Route information
- Maintained by VDOT
- Length: 68.64 mi (110.47 km)
- NHS: Entire route

Major junctions
- South end: I-85 at the North Carolina state line near Bracey
- US 58 in South Hill; US 1 near South Hill; SR 46 near Alberta; SR 40 near McKenney; US 460 near Petersburg;
- North end: I-95 / US 460 in Petersburg

Location
- Country: United States
- State: Virginia
- Counties: Mecklenburg, Brunswick, Dinwiddie, City of Petersburg

Highway system
- Interstate Highway System; Main; Auxiliary; Suffixed; Business; Future; Virginia Routes; Interstate; US; Primary; Secondary; Byways; History; HOT lanes;
| ← SR 84 |  | → SR 86 |

= Interstate 85 in Virginia =

Section of Interstate Highway in Virginia, United States

Interstate 85 (I-85) is a part of the Interstate Highway System that runs from Montgomery, Alabama, to Petersburg, Virginia. In Virginia, the Interstate Highway runs 68.64 mi from the North Carolina state line near Bracey north to I-95 in Petersburg. I-85 passes through the eastern part of Southside, where it parallels US Route 1 (US 1) from Petersburg, where the highway runs concurrently with US 460, to south of South Hill, where the highway intersects Southside's major east–west highway, US 58. The Interstate Highway is the primary connection between the Greater Richmond Region and Research Triangle and other major metropolitan areas of North Carolina. Like all mainline Interstate Highways, I-85 is a part of the National Highway System for its entire length in Virginia.

GOALS
• 1. Transcribe the passage of the article on Interstate 85 in Virginia that begins at the words "Interstate 85 (I-85)" and stops after "length in Virginia.".
• 2. List every junction that the Interstate 85 in Virginia article gives under "Major junctions" between the south end and the north end, together with the place stated for each.
• 3. Extend the article on Interstate 85 in Virginia, beginning after its final sentence.
The items that come next have no connection to the article on Interstate 85 in Virginia.

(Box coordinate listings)
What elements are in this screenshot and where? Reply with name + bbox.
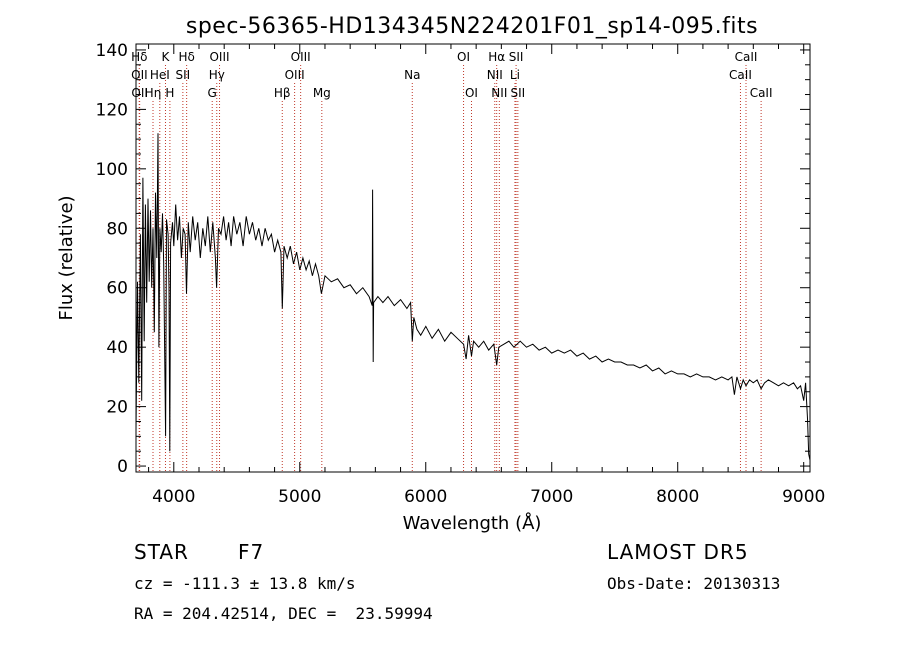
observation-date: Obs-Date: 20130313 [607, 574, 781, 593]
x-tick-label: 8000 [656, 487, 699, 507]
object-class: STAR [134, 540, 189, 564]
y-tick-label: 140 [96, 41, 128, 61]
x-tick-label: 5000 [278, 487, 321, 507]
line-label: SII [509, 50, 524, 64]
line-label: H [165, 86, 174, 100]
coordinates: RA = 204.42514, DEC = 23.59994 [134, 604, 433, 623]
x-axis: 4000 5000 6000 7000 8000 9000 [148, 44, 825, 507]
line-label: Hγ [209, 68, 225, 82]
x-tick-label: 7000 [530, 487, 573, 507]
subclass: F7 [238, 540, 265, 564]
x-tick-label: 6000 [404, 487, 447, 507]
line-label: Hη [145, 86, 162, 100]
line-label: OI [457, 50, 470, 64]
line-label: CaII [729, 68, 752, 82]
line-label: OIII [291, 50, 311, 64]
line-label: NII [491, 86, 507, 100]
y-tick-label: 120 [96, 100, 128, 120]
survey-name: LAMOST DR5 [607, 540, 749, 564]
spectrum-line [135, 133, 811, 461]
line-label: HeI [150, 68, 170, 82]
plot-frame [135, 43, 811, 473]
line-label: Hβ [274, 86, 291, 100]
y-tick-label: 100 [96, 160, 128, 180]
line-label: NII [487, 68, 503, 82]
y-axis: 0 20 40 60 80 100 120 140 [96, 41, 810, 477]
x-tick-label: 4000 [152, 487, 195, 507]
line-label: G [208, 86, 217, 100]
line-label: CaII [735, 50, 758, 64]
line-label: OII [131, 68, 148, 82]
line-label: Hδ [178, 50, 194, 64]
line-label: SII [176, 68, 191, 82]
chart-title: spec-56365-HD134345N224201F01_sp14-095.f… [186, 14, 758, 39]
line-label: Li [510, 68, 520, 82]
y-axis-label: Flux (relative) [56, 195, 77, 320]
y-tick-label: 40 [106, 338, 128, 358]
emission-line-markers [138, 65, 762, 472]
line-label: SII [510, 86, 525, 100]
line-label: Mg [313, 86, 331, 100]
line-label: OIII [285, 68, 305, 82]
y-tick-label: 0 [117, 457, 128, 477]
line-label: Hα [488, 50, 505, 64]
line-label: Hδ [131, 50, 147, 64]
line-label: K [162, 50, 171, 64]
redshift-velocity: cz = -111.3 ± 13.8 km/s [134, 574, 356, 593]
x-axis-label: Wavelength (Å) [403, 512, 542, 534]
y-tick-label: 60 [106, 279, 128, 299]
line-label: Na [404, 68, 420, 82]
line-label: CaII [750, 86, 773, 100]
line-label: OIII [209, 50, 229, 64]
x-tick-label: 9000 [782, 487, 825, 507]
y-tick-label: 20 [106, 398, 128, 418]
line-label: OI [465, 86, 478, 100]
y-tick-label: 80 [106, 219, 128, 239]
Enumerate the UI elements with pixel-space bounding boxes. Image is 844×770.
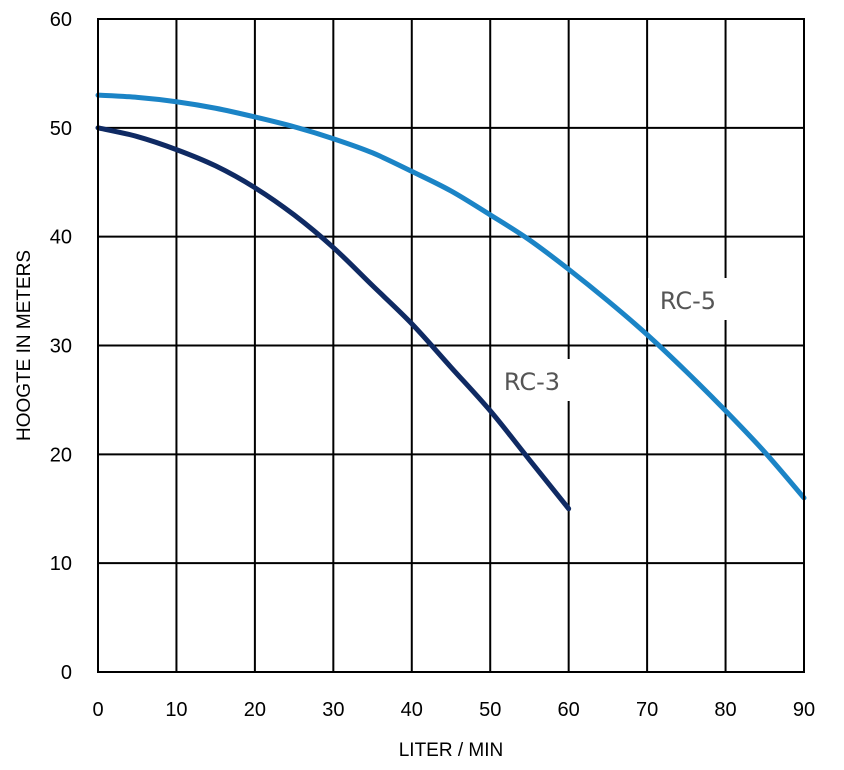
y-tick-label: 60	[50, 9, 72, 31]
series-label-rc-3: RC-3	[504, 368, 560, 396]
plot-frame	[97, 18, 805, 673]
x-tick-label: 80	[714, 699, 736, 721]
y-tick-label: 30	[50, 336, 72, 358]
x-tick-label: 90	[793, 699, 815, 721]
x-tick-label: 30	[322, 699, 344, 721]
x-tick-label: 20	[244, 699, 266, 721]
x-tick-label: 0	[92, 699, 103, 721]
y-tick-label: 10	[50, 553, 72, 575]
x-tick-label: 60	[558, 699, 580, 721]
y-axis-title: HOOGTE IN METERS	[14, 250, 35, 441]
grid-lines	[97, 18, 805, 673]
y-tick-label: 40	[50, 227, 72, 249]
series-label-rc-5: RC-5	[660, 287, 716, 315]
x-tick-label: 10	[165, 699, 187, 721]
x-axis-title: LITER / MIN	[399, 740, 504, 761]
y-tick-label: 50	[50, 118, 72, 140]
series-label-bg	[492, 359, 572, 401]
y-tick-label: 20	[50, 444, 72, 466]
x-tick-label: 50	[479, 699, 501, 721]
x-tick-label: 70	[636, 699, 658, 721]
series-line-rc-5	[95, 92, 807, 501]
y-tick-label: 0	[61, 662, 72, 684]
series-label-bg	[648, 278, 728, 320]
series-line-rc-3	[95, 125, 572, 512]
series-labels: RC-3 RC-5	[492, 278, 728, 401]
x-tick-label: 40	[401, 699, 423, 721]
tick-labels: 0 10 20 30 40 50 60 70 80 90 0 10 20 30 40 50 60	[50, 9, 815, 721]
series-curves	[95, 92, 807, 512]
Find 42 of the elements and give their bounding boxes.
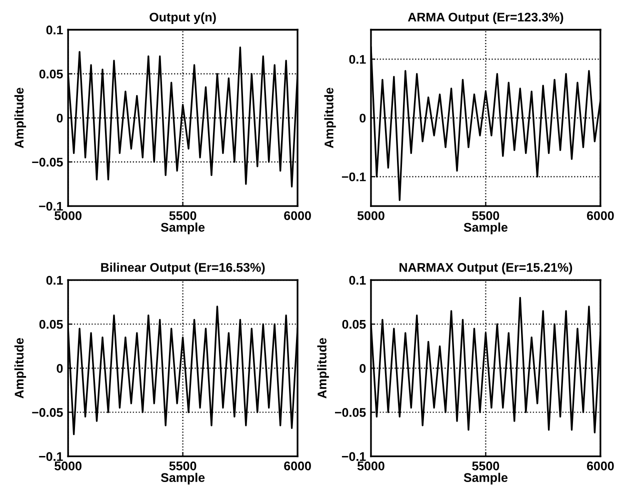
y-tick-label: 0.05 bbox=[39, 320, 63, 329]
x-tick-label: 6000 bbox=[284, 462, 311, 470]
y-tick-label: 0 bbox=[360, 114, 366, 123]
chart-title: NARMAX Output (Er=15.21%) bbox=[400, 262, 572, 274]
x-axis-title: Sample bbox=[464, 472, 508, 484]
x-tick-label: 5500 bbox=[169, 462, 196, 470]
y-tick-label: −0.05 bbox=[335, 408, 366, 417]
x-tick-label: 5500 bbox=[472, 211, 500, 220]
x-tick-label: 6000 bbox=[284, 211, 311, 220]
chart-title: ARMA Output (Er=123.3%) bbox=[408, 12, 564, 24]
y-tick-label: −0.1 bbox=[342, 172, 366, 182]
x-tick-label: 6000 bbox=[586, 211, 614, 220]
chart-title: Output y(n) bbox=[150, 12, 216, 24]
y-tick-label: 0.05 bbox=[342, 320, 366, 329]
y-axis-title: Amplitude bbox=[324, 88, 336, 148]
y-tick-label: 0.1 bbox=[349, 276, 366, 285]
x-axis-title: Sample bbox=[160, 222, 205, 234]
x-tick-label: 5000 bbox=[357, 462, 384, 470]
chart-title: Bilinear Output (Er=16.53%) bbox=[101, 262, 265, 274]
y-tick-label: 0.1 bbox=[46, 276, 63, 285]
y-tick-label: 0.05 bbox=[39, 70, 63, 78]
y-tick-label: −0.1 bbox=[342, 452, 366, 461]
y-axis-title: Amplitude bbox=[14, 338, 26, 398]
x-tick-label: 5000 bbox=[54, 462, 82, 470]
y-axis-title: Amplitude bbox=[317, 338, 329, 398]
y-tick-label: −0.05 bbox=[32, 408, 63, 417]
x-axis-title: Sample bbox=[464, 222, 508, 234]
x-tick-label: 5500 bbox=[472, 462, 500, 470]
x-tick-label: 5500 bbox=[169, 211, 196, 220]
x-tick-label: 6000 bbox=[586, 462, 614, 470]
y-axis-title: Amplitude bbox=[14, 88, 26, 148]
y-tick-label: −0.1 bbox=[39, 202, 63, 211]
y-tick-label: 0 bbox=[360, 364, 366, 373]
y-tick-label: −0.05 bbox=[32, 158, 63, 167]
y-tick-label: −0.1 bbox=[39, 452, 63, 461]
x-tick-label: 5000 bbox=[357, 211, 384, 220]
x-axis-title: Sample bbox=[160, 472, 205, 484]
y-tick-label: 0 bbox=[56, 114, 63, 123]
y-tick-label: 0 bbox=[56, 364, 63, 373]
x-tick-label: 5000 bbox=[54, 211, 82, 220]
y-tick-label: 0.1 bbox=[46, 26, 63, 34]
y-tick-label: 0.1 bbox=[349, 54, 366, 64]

ANSWERS PROVIDED
• 1.
Interstate 85 (I-85) is a part of the Interstate Highway System that runs from Montgomery, Alabama, to Petersburg, Virginia. In Virginia, the Interstate Highway runs 68.64 mi from the North Carolina state line near Bracey north to I-95 in Petersburg. I-85 passes through the eastern part of Southside, where it parallels US Route 1 (US 1) from Petersburg, where the highway runs concurrently with US 460, to south of South Hill, where the highway intersects Southside's major east–west highway, US 58. The Interstate Highway is the primary connection between the Greater Richmond Region and Research Triangle and other major metropolitan areas of North Carolina. Like all mainline Interstate Highways, I-85 is a part of the National Highway System for its entire length in Virginia.

• 2. US 58 in South Hill; US 1 near South Hill; SR 46 near Alberta; SR 40 near McKenney; US 460 near Petersburg

• 3.
==Route description==
I-85 enters Virginia in Mecklenburg County southwest of Bracey. The Interstate Highway continues southwest toward Henderson and Durham. Northbound I-85 has a welcome center before the highway crosses Lake Gaston, an impoundment of the Roanoke River, on a causeway and bridge before reaching an interchange with State Route 903 (SR 903) at Bracey. The freeway passes through the town of South Hill, where the highway has a cloverleaf interchange with US 58 (Atlantic Avenue). US 58 serves as the major east–west highway of Southside; the US Route provides access to La Crosse, Brodnax, Lawrenceville, and Emporia to the east and Boydton and Clarksville to the west. US 58 leads to SR 47, which provides access to Chase City. North of the town of South Hill, I-85 has a junction with US 1 (Mecklenburg Avenue), which parallels the Interstate Highway from Henderson to Petersburg. The US 1 interchange also provides access to SR 138, which heads north toward Kenbridge.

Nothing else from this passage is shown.